* [RECORD EXCERPTS]
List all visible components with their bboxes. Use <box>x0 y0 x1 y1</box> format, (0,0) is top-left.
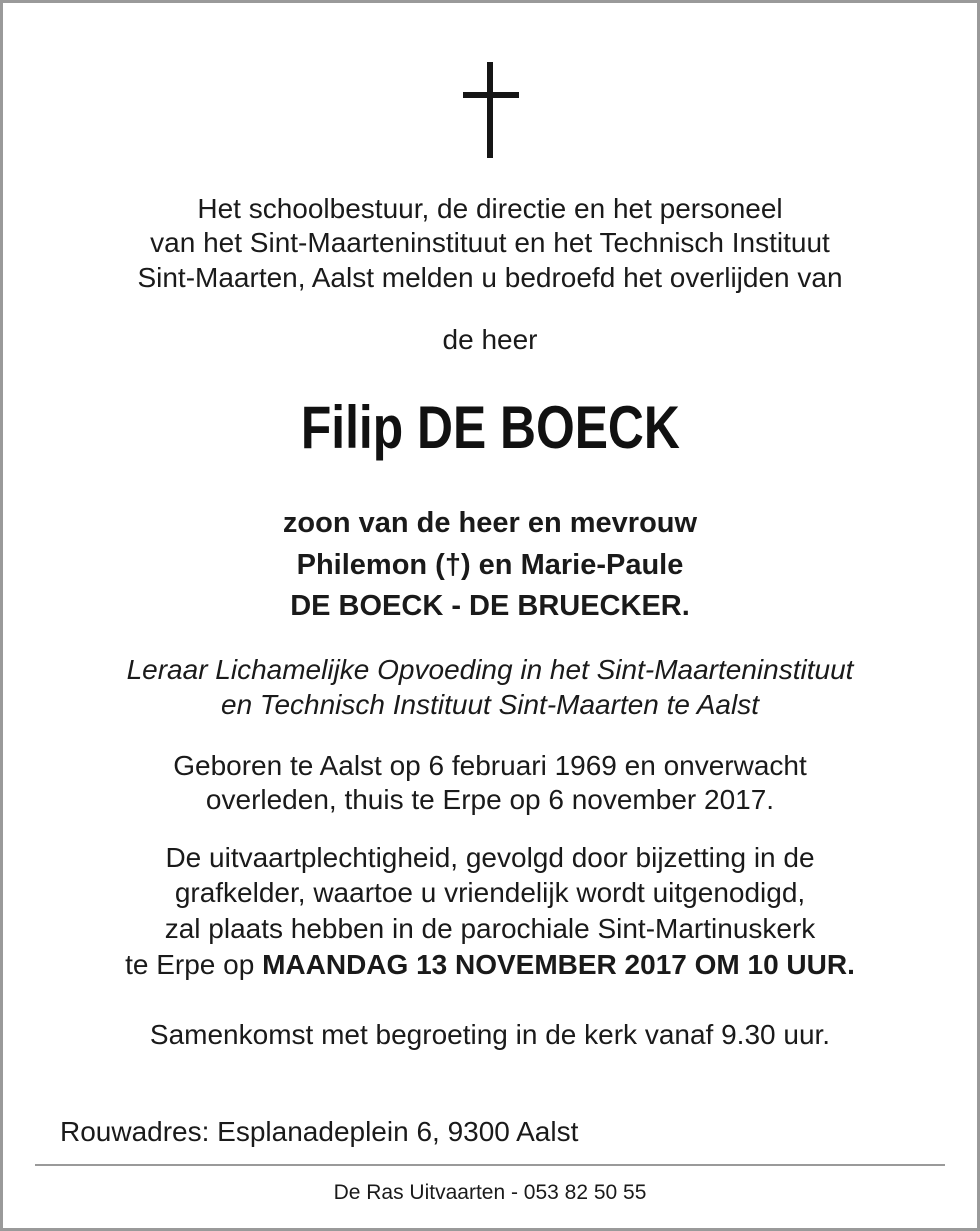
intro-line: Het schoolbestuur, de directie en het personeel <box>197 193 783 224</box>
parents-line: Philemon (†) en Marie-Paule <box>296 549 684 581</box>
funeral-date-line <box>0 947 980 983</box>
title-prefix: de heer <box>442 324 538 355</box>
gathering-info: Samenkomst met begroeting in de kerk vanaf 9.30 uur. <box>149 1019 831 1050</box>
funeral-home-footer: De Ras Uitvaarten - 053 82 50 55 <box>333 1181 647 1204</box>
funeral-line: zal plaats hebben in de parochiale Sint-Martinuskerk <box>164 913 816 944</box>
parents-line: zoon van de heer en mevrouw <box>282 507 698 539</box>
intro-line: Sint-Maarten, Aalst melden u bedroefd het overlijden van <box>137 262 843 293</box>
parents-line: DE BOECK - DE BRUECKER. <box>290 590 690 622</box>
birth-death-line: overleden, thuis te Erpe op 6 november 2017. <box>205 784 775 815</box>
intro-line: van het Sint-Maarteninstituut en het Technisch Instituut <box>150 227 830 258</box>
profession-line: en Technisch Instituut Sint-Maarten te Aalst <box>221 689 759 720</box>
funeral-line: De uitvaartplechtigheid, gevolgd door bijzetting in de <box>165 842 815 873</box>
mourning-address: Rouwadres: Esplanadeplein 6, 9300 Aalst <box>60 1116 579 1147</box>
deceased-name <box>0 392 980 464</box>
funeral-date-prefix: te Erpe op <box>125 949 263 980</box>
funeral-date: MAANDAG 13 NOVEMBER 2017 OM 10 UUR. <box>262 949 855 980</box>
deceased-name-text: Filip DE BOECK <box>300 394 680 461</box>
divider <box>35 1164 945 1166</box>
profession-line: Leraar Lichamelijke Opvoeding in het Sint-Maarteninstituut <box>126 654 854 685</box>
birth-death-line: Geboren te Aalst op 6 februari 1969 en onverwacht <box>173 750 807 781</box>
funeral-line: grafkelder, waartoe u vriendelijk wordt uitgenodigd, <box>174 877 806 908</box>
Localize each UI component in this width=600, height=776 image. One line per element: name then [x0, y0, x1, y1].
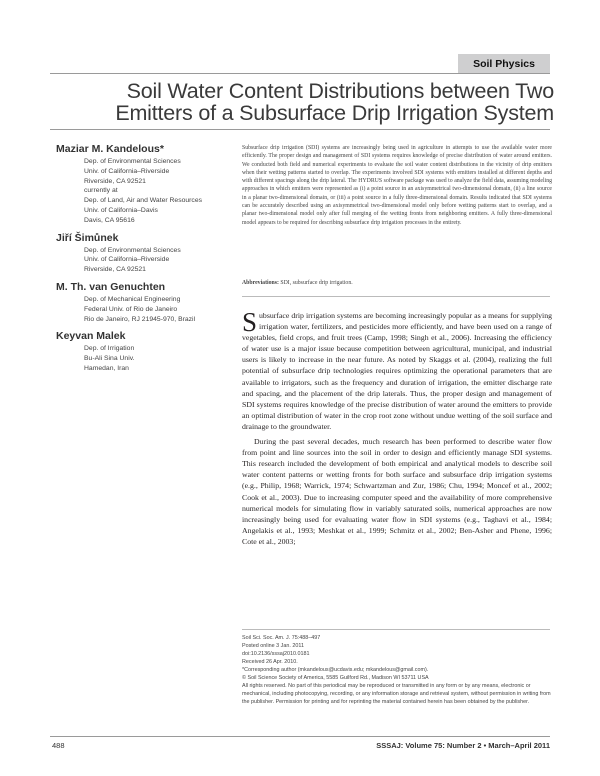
abstract: Subsurface drip irrigation (SDI) systems are increasingly being used in agriculture in attempts to use the available water more efficiently. The proper design and management of SDI systems requires knowledge of precise distribution of water around emitters. We conducted both field and numerical experiments to evaluate the soil water content distributions in the vicinity of drip emitters when their wetting patterns started to overlap. The experiments involved SDI systems with emitters installed at different depths and with different spacings along the drip lateral. The HYDRUS software package was used to analyze the field data, assuming modeling approaches in which emitters were represented as (i) a point source in an axisymmetrical two-dimensional domain, (ii) a line source in a planar two-dimensional domain, or (iii) a point source in a fully three-dimensional domain. Results indicated that SDI systems can be accurately described using an axisymmetrical two-dimensional model only before wetting patterns start to overlap, and a planar two-dimensional model only after full merging of the wetting fronts from neighboring emitters. A fully three-dimensional model appears to be required for describing subsurface drip irrigation processes in the entirety. — [242, 145, 552, 226]
footnote-line: © Soil Science Society of America, 5585 Guilford Rd., Madison WI 53711 USA — [242, 675, 429, 681]
article-title: Soil Water Content Distributions between Two Emitters of a Subsurface Drip Irrigation System — [115, 79, 554, 125]
author-name: Jiří Šimůnek — [56, 231, 119, 244]
affiliation-line: Dep. of Mechanical Engineering — [84, 295, 181, 303]
paragraph-text: ubsurface drip irrigation systems are becoming increasingly popular as a means for supplying irrigation water, fertilizers, and pesticides more efficiently, and have been used on a range of vegetables, field crops, and fruit trees (Camp, 1998; Singh et al., 2006). Increasing the efficiency of water use is a major issue because competition between agricultural, municipal, and industrial users is likely to increase in the near future. As noted by Skaggs et al. (2004), realizing the full potential of subsurface drip technologies requires optimizing the operational parameters that are available to irrigators, such as the frequency and duration of irrigation, the emitter discharge rate and spacing, and the placement of the drip laterals. Thus, the proper design and management of SDI systems requires knowledge of the precise distribution of water around the emitters to provide an optimal distribution of water in the crop root zone without undue wetting of the soil surface and drainage to the groundwater. — [242, 311, 552, 431]
affiliation-line: Dep. of Irrigation — [84, 345, 135, 353]
footnote-line: Received 26 Apr. 2010. — [242, 659, 298, 665]
affiliation-line: Univ. of California–Riverside — [84, 167, 170, 175]
abstract-divider — [242, 296, 550, 297]
footnote-line: Soil Sci. Soc. Am. J. 75:488–497 — [242, 635, 321, 641]
section-label: Soil Physics — [458, 54, 550, 73]
journal-info: SSSAJ: Volume 75: Number 2 • March–April 2011 — [376, 741, 550, 750]
abbreviations-text: SDI, subsurface drip irrigation. — [280, 280, 353, 286]
top-divider — [50, 73, 550, 74]
affiliation-line: Riverside, CA 92521 — [84, 177, 146, 185]
author-name: Maziar M. Kandelous* — [56, 143, 164, 155]
body-text — [242, 307, 552, 547]
body-paragraph — [242, 307, 552, 432]
author-block — [56, 330, 231, 373]
footnote-line: Posted online 3 Jan. 2011 — [242, 643, 304, 649]
author-block — [56, 232, 231, 275]
footer-divider — [50, 736, 550, 737]
affiliation-line: Bu-Ali Sina Univ. — [84, 355, 135, 363]
title-divider — [50, 129, 550, 130]
affiliation-line: Davis, CA 95616 — [84, 216, 135, 224]
abbreviations — [242, 280, 552, 286]
affiliation-line: Rio de Janeiro, RJ 21945-970, Brazil — [84, 315, 196, 323]
affiliation-line: Univ. of California–Davis — [84, 206, 158, 214]
affiliation-line: currently at — [84, 187, 118, 195]
body-paragraph: During the past several decades, much research has been performed to describe water flow from point and line sources into the soil in order to design and efficiently manage SDI systems. This research included the development of both empirical and analytical models to describe soil water content patterns or wetting fronts for both surface and subsurface drip irrigation systems (e.g., Philip, 1968; Warrick, 1974; Schwartzman and Zur, 1986; Chu, 1994; Moncef et al., 2002; Cook et al., 2003). Due to increasing computer speed and the availability of more comprehensive numerical models for simulating flow in variably saturated soils, numerical approaches are now increasingly being used for evaluating water flow in SDI systems (e.g., Taghavi et al., 1984; Angelakis et al., 1993; Meshkat et al., 1999; Schmitz et al., 2002; Ben-Asher and Phene, 1996; Cote et al., 2003; — [242, 437, 552, 546]
affiliation-line: Riverside, CA 92521 — [84, 266, 146, 274]
author-name: Keyvan Malek — [56, 330, 126, 343]
author-name: M. Th. van Genuchten — [56, 280, 166, 293]
affiliation-line: Hamedan, Iran — [84, 364, 129, 372]
footnotes — [242, 634, 552, 706]
affiliation-line: Univ. of California–Riverside — [84, 256, 170, 264]
author-block — [56, 143, 231, 226]
page-number: 488 — [52, 741, 65, 750]
author-list — [56, 143, 231, 380]
footnote-line: doi:10.2136/sssaj2010.0181 — [242, 651, 310, 657]
footnote-line: *Corresponding author (mkandelous@ucdavis.edu; mkandelous@gmail.com). — [242, 667, 429, 673]
drop-cap: S — [242, 307, 258, 337]
abbreviations-label: Abbreviations: — [242, 280, 279, 286]
affiliation-line: Dep. of Environmental Sciences — [84, 158, 181, 165]
permission-notice: All rights reserved. No part of this periodical may be reproduced or transmitted in any form or by any means, electronic or mechanical, including photocopying, recording, or any information storage and retrieval system, without permission in writing from the publisher. Permission for printing and for reprinting the material contained herein has been obtained by the publisher. — [242, 683, 551, 705]
footnote-divider — [242, 629, 550, 630]
affiliation-line: Federal Univ. of Rio de Janeiro — [84, 305, 178, 313]
author-block — [56, 281, 231, 324]
affiliation-line: Dep. of Land, Air and Water Resources — [84, 197, 202, 205]
affiliation-line: Dep. of Environmental Sciences — [84, 246, 181, 254]
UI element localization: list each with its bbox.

* [DESCRIPTION OF THE TASK]
Reproduce the lines from the one containing "intro-line: Het schoolbestuur, de" through the one containing "title-prefix: de heer", with "directie" changed to "leiding" and nothing else altered.

* [ANSWER TO THE PROBLEM]
intro-line: Het schoolbestuur, de leiding en het personeel <box>197 193 783 224</box>
parents-line: Philemon (†) en Marie-Paule <box>296 549 684 581</box>
funeral-date-line <box>0 947 980 983</box>
title-prefix: de heer <box>442 324 538 355</box>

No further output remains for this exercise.